EXERCISE MATERIALS:
*****

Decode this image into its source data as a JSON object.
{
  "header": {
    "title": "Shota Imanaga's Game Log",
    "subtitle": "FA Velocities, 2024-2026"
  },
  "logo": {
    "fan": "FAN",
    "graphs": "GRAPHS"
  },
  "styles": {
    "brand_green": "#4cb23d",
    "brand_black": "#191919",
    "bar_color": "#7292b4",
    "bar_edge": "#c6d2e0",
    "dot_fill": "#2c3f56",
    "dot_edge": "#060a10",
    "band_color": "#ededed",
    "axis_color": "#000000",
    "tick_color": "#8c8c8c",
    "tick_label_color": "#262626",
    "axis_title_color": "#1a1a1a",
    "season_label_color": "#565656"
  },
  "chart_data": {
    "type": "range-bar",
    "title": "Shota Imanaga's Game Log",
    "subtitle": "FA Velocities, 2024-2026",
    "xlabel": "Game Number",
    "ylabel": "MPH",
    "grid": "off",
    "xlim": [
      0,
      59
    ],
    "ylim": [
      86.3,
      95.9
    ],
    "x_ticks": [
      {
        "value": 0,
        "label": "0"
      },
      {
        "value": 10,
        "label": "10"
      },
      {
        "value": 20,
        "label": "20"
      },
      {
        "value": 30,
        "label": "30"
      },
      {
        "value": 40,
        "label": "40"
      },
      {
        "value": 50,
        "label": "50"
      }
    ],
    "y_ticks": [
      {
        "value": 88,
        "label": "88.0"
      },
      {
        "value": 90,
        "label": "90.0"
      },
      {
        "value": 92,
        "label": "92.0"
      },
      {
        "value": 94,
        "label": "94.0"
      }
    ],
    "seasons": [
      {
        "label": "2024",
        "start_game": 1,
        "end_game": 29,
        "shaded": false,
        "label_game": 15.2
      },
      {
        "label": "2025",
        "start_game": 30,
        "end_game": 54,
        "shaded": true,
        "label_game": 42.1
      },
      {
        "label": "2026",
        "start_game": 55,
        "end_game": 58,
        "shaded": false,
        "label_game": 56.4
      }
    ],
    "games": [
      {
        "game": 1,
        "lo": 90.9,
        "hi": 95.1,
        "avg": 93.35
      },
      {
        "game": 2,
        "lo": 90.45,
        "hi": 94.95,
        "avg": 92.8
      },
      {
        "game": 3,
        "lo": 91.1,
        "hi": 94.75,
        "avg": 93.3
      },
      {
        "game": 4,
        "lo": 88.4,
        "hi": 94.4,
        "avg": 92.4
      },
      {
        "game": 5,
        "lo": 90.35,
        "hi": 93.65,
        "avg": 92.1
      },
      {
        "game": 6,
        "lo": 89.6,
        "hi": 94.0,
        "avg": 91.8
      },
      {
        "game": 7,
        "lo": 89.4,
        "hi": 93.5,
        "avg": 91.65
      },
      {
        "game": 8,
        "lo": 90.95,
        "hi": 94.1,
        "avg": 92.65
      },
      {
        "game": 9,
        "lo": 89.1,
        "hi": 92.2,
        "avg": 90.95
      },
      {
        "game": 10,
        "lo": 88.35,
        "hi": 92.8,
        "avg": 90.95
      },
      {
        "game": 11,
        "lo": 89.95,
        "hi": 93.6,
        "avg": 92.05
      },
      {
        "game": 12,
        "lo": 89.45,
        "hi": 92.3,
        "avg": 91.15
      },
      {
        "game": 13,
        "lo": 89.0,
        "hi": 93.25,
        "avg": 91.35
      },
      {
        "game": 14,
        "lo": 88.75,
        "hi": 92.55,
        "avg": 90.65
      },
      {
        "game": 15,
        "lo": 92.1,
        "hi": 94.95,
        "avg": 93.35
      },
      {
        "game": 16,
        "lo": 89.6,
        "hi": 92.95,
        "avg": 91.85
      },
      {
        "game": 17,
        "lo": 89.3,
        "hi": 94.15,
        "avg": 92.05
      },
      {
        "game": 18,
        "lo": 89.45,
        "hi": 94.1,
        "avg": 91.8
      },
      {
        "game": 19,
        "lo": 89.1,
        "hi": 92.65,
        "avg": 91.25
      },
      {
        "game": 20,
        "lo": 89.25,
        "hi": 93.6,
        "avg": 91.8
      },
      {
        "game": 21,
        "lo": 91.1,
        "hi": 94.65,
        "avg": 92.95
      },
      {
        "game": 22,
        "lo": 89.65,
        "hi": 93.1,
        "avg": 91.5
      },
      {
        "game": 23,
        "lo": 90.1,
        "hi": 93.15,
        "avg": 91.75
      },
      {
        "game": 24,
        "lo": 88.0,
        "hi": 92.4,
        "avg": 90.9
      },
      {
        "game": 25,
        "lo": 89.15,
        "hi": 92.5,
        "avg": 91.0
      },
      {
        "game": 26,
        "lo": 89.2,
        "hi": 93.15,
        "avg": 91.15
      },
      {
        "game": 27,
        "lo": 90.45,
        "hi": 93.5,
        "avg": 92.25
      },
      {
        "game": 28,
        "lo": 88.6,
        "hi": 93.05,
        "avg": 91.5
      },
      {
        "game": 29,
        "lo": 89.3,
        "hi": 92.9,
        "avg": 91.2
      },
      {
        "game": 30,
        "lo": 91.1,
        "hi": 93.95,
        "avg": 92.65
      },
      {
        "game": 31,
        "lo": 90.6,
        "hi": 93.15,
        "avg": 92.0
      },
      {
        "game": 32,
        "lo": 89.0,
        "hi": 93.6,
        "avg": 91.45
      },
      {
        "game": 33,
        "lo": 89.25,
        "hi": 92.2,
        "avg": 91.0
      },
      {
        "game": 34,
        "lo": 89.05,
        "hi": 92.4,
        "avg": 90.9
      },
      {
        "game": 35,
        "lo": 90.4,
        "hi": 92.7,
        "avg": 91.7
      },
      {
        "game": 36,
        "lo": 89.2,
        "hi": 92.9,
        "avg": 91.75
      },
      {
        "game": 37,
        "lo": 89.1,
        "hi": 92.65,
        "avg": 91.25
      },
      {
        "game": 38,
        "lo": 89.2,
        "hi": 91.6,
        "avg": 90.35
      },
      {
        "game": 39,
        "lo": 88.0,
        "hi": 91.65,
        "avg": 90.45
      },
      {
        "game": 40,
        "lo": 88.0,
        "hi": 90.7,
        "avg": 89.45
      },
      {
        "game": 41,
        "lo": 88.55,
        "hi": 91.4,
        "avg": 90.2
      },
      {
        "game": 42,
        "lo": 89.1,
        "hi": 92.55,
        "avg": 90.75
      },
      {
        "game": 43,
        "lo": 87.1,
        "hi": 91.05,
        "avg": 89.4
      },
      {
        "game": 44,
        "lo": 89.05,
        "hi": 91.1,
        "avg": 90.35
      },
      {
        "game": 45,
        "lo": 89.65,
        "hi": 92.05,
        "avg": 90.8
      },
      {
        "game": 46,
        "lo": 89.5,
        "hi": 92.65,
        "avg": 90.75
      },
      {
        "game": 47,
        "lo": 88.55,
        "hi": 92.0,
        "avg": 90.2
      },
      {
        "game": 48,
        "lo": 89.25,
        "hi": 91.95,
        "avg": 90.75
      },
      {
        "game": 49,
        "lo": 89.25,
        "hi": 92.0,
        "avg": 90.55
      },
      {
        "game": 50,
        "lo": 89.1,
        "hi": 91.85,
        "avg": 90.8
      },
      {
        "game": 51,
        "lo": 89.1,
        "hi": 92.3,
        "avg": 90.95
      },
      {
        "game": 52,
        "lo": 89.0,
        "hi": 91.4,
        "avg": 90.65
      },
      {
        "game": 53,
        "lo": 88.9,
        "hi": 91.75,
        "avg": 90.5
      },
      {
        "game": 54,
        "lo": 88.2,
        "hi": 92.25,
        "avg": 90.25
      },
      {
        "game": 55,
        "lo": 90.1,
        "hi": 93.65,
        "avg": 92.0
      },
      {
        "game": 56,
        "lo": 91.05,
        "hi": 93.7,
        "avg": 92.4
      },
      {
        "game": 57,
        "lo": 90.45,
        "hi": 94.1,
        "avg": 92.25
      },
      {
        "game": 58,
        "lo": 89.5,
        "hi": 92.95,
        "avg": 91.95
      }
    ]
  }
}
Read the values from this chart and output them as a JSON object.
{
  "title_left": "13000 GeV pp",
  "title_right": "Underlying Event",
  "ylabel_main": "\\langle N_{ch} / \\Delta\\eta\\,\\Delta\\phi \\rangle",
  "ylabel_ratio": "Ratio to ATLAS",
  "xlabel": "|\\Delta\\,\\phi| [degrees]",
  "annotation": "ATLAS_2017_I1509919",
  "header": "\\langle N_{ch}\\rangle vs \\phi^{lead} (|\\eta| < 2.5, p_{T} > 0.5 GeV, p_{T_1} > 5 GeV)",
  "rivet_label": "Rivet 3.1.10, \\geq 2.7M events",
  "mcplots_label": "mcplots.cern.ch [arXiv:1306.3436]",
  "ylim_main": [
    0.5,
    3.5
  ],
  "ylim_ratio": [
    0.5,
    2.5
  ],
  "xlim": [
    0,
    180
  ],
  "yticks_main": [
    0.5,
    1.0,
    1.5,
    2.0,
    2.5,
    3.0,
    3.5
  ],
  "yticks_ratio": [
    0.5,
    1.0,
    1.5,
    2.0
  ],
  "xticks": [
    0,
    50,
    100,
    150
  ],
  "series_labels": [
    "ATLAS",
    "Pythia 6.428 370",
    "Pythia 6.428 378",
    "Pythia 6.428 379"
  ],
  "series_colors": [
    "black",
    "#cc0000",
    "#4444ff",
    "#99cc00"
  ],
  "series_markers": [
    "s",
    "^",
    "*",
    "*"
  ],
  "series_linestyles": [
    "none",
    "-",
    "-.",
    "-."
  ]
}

*****

TASK DESCRIPTION:
Search the records for the word "xlabel", then list every line that has it.

FULL RESPONSE:
    "xlabel": "Game Number",
  "xlabel": "|\\Delta\\,\\phi| [degrees]",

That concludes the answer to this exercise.